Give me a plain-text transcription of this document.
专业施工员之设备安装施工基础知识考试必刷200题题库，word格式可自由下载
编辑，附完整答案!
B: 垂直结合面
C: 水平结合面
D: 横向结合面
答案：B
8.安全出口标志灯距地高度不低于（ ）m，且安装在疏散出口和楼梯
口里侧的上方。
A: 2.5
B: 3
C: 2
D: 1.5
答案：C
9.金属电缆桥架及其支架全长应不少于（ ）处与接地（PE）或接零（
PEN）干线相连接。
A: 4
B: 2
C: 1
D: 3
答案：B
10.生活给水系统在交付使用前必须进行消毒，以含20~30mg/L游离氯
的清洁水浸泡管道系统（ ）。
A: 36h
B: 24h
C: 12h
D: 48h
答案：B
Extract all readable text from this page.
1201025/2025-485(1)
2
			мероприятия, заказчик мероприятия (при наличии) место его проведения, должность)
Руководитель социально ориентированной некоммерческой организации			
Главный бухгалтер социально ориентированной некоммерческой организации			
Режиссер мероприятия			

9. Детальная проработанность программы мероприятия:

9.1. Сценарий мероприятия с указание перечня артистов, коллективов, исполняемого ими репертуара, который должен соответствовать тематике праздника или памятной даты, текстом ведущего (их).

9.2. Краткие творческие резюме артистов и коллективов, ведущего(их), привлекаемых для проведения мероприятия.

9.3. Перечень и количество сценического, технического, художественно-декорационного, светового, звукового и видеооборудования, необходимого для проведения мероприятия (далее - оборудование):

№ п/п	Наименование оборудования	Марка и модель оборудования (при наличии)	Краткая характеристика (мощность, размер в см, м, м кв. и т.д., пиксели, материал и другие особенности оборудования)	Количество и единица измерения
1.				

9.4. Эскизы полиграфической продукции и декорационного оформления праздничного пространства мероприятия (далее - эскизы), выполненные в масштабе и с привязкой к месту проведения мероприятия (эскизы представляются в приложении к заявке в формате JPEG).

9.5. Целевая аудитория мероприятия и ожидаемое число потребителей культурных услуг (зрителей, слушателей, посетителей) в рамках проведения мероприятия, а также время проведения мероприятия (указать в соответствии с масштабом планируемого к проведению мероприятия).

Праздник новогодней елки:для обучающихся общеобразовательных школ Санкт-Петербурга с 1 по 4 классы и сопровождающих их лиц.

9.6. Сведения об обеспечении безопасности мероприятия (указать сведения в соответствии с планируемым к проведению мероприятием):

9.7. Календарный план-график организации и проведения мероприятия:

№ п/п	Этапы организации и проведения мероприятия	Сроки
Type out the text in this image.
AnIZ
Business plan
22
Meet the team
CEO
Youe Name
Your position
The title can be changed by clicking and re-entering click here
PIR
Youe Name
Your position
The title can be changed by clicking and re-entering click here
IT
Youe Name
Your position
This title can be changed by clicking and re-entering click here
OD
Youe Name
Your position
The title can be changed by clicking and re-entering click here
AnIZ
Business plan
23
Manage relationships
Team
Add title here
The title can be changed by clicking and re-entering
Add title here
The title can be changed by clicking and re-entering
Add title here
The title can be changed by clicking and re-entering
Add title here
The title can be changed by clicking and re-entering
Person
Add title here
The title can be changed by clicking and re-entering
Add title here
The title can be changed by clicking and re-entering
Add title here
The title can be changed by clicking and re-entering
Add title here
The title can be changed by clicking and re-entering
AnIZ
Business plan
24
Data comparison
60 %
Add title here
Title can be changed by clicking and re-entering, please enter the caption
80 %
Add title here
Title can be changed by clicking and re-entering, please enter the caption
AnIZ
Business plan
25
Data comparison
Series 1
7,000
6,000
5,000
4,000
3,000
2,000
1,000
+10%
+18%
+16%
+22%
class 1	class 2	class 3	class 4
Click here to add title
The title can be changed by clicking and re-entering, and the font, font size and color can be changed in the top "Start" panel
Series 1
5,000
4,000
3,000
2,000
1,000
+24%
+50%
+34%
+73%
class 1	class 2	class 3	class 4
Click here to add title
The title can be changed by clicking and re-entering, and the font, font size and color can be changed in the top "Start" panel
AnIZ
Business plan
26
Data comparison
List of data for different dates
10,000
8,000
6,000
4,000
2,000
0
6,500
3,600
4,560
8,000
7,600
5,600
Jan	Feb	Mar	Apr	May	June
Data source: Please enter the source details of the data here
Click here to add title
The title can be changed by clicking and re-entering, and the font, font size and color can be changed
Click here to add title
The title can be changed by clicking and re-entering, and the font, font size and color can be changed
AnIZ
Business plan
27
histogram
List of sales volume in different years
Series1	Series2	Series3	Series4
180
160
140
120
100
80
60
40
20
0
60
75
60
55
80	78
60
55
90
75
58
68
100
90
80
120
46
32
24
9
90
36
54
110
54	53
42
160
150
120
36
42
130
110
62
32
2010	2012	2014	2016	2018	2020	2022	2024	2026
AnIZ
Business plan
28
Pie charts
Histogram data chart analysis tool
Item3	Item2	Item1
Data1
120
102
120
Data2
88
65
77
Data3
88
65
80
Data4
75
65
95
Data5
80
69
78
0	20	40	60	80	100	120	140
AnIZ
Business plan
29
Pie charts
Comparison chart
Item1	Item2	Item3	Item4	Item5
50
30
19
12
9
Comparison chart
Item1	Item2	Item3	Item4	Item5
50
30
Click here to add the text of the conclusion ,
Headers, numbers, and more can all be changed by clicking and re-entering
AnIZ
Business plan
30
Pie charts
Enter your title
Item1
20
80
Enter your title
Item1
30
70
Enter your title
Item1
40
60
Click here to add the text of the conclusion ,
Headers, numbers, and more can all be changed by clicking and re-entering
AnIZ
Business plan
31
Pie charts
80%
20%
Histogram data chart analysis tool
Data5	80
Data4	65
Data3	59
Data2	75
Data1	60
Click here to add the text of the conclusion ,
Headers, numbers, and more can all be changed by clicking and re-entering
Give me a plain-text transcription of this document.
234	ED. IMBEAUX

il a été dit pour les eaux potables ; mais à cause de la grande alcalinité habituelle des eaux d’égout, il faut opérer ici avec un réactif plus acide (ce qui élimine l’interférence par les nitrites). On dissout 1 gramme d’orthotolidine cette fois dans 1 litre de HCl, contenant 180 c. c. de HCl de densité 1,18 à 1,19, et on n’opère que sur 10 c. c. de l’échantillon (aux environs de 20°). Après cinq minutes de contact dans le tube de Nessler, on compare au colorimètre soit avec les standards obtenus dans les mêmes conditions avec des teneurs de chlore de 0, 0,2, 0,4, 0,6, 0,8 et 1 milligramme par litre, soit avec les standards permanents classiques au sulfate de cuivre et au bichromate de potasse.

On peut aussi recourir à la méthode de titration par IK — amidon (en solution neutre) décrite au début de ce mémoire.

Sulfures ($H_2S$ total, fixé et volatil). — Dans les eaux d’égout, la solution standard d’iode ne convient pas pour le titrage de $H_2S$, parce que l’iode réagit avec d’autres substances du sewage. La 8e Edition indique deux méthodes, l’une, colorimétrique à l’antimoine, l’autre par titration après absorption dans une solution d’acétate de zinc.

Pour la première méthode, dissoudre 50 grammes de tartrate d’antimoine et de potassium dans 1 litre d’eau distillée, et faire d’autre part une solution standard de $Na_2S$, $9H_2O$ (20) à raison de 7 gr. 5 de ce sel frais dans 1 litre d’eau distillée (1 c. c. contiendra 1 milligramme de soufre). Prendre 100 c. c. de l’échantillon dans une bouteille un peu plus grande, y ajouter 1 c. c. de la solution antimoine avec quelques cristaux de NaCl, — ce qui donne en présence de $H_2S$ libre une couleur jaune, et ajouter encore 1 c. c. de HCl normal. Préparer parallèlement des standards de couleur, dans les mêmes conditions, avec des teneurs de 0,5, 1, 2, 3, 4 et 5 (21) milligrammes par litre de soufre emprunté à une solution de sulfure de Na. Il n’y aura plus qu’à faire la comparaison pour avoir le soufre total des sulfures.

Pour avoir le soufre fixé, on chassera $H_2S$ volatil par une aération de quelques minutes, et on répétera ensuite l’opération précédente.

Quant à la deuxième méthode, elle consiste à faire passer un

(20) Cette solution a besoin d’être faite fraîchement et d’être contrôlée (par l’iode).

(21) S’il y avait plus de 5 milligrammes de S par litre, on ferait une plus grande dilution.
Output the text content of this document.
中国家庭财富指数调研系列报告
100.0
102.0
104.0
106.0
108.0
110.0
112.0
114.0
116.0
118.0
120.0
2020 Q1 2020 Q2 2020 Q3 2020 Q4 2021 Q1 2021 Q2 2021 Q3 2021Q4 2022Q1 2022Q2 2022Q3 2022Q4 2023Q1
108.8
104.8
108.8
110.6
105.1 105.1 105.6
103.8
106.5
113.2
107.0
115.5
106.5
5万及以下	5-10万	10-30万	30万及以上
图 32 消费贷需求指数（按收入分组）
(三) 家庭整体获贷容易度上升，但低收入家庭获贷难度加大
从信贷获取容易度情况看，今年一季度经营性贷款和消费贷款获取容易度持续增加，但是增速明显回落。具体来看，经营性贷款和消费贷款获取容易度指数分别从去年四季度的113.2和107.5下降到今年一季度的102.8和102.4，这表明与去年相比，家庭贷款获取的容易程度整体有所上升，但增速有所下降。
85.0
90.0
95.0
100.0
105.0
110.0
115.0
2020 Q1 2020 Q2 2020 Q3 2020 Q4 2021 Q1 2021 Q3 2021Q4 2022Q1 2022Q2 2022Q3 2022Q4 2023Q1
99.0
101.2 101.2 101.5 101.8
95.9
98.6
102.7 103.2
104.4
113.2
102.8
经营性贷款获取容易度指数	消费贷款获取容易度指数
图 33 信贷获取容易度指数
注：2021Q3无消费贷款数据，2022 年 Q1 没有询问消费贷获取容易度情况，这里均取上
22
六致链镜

####

## PROBLEM TO SOLVE:
Using the data above, copy each line that contains "организации".

## OUTPUT BELOW:
Руководитель социально ориентированной некоммерческой организации			
Главный бухгалтер социально ориентированной некоммерческой организации			
9.7. Календарный план-график организации и проведения мероприятия:
№ п/п	Этапы организации и проведения мероприятия	Сроки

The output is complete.